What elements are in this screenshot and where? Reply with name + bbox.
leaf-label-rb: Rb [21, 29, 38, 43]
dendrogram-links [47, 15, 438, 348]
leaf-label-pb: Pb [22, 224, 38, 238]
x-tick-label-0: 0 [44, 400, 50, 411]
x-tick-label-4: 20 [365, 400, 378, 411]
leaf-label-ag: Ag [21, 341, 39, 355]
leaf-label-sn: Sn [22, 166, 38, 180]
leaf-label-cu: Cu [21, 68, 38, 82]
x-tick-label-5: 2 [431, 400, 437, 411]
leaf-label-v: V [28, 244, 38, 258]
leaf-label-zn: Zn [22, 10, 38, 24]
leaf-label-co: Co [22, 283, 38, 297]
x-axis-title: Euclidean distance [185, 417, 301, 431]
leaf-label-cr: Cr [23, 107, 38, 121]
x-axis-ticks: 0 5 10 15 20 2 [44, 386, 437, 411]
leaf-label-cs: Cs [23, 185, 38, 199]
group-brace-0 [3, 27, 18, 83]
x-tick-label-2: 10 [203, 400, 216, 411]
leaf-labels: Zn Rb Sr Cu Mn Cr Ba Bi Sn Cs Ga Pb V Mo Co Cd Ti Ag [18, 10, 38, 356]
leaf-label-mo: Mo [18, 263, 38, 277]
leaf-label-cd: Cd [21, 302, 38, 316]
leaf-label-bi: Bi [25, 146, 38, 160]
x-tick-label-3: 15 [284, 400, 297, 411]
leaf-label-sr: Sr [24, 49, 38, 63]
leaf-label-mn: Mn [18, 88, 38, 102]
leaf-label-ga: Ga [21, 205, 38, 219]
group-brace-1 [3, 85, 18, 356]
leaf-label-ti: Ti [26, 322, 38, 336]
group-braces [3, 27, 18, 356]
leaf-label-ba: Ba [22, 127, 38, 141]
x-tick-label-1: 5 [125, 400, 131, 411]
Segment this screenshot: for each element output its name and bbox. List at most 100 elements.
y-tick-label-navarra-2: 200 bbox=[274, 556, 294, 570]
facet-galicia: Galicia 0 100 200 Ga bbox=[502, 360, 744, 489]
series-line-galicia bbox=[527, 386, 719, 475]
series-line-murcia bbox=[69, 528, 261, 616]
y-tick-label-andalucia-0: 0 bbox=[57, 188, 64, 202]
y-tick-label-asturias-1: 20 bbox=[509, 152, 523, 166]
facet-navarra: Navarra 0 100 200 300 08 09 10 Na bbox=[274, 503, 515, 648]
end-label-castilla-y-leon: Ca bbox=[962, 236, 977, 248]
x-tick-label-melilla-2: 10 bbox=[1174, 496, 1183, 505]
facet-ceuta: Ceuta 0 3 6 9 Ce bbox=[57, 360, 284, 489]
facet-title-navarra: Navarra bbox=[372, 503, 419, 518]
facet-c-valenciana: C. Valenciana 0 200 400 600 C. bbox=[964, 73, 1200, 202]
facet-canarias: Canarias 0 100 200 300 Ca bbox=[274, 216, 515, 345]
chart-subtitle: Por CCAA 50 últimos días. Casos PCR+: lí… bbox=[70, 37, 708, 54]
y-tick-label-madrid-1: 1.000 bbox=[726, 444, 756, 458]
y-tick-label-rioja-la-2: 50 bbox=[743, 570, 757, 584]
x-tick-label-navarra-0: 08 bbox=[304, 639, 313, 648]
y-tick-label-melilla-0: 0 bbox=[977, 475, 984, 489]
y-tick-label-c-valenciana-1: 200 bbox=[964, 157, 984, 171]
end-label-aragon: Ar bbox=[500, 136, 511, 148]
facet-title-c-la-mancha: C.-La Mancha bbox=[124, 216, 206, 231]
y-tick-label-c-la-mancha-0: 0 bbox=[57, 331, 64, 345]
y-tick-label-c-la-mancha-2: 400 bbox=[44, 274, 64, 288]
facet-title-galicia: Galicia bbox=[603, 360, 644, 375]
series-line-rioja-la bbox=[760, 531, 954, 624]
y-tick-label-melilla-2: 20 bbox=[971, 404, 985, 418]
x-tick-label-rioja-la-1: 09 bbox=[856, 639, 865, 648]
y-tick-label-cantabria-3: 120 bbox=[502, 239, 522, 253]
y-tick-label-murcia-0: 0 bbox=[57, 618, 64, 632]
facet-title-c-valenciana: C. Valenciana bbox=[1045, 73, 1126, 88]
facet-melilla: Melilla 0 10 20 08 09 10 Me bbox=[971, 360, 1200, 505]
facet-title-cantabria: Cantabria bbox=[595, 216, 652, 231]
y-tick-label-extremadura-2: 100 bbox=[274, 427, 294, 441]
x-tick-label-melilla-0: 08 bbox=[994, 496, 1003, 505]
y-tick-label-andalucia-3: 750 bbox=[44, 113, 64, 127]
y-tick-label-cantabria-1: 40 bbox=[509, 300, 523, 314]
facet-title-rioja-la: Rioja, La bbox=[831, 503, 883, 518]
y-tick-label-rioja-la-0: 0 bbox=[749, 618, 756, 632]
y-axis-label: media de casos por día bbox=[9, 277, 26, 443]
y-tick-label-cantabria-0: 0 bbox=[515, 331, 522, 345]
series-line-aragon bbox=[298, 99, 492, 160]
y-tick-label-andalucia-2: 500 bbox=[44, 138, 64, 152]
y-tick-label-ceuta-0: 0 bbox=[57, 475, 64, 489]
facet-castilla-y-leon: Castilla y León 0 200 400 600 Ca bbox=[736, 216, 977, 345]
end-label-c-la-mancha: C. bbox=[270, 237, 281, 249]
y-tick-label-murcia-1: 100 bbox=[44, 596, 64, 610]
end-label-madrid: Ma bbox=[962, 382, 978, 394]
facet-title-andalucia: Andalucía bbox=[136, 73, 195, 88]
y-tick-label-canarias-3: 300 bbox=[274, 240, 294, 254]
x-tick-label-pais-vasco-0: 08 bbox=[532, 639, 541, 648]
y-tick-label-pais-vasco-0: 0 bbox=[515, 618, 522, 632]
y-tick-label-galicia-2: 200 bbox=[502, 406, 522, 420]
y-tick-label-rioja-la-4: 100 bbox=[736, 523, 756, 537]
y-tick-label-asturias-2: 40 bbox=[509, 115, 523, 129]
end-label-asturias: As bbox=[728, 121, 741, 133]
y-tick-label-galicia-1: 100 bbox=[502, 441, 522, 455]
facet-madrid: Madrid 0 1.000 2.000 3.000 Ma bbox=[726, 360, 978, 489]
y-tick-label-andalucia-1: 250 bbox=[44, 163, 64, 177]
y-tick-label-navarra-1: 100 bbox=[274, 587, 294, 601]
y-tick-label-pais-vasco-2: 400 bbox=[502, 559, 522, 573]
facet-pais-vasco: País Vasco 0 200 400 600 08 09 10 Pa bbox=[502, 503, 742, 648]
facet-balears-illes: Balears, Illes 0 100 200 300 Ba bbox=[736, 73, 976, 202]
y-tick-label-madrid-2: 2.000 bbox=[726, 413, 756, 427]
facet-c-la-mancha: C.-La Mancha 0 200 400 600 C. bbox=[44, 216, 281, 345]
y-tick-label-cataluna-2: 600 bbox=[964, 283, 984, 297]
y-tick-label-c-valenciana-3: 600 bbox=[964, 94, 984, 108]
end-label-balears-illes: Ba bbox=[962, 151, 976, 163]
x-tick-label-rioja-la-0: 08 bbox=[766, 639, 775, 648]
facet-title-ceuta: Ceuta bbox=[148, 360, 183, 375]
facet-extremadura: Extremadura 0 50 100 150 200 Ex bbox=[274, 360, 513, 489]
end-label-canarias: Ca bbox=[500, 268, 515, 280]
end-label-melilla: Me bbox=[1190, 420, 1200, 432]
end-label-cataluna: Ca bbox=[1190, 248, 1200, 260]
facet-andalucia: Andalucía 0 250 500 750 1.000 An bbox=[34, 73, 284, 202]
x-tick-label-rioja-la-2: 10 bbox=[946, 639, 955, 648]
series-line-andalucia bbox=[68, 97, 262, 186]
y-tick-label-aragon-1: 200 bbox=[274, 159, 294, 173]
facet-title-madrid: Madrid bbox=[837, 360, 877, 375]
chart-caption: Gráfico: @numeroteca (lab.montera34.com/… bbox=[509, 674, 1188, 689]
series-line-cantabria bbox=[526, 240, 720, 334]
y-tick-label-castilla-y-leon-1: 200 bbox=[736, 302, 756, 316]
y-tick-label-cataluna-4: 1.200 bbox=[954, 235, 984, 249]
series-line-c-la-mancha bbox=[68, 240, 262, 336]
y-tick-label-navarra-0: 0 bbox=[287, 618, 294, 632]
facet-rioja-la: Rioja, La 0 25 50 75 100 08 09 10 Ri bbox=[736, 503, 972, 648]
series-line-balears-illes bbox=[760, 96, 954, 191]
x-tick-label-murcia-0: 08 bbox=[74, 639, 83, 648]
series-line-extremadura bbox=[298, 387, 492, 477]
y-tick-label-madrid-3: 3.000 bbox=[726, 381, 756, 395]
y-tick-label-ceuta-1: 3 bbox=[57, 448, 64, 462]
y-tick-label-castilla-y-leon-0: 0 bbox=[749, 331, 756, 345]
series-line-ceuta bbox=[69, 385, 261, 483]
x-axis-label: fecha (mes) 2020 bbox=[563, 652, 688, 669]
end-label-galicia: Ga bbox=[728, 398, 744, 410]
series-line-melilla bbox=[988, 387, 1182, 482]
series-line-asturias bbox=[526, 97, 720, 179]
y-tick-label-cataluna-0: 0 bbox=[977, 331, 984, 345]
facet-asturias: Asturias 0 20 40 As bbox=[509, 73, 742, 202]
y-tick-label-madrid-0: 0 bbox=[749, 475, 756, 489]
•••
_EXERCISE GOAL:_ Arrange the records above as a Markdown table with the columns Row and Entry, covering everything from the first line through the line with "leaf-label-mn: Mn [18, 88, 38, 102]" and leaving out any blank lines. Put a row number under Row and the line itself under Entry.

_ANSWER BELOW:_
| Row | Entry |
|---|---|
| 1 | What elements are in this screenshot and where? Reply with name + bbox. |
| 2 | leaf-label-rb: Rb [21, 29, 38, 43] |
| 3 | dendrogram-links [47, 15, 438, 348] |
| 4 | leaf-label-pb: Pb [22, 224, 38, 238] |
| 5 | x-tick-label-0: 0 [44, 400, 50, 411] |
| 6 | x-tick-label-4: 20 [365, 400, 378, 411] |
| 7 | leaf-label-ag: Ag [21, 341, 39, 355] |
| 8 | leaf-label-sn: Sn [22, 166, 38, 180] |
| 9 | leaf-label-cu: Cu [21, 68, 38, 82] |
| 10 | x-tick-label-5: 2 [431, 400, 437, 411] |
| 11 | leaf-label-v: V [28, 244, 38, 258] |
| 12 | leaf-label-zn: Zn [22, 10, 38, 24] |
| 13 | leaf-label-co: Co [22, 283, 38, 297] |
| 14 | x-axis-title: Euclidean distance [185, 417, 301, 431] |
| 15 | leaf-label-cr: Cr [23, 107, 38, 121] |
| 16 | x-axis-ticks: 0 5 10 15 20 2 [44, 386, 437, 411] |
| 17 | leaf-label-cs: Cs [23, 185, 38, 199] |
| 18 | group-brace-0 [3, 27, 18, 83] |
| 19 | x-tick-label-2: 10 [203, 400, 216, 411] |
| 20 | leaf-labels: Zn Rb Sr Cu Mn Cr Ba Bi Sn Cs Ga Pb V Mo Co Cd Ti Ag [18, 10, 38, 356] |
| 21 | leaf-label-mo: Mo [18, 263, 38, 277] |
| 22 | leaf-label-cd: Cd [21, 302, 38, 316] |
| 23 | leaf-label-bi: Bi [25, 146, 38, 160] |
| 24 | x-tick-label-3: 15 [284, 400, 297, 411] |
| 25 | leaf-label-sr: Sr [24, 49, 38, 63] |
| 26 | leaf-label-mn: Mn [18, 88, 38, 102] |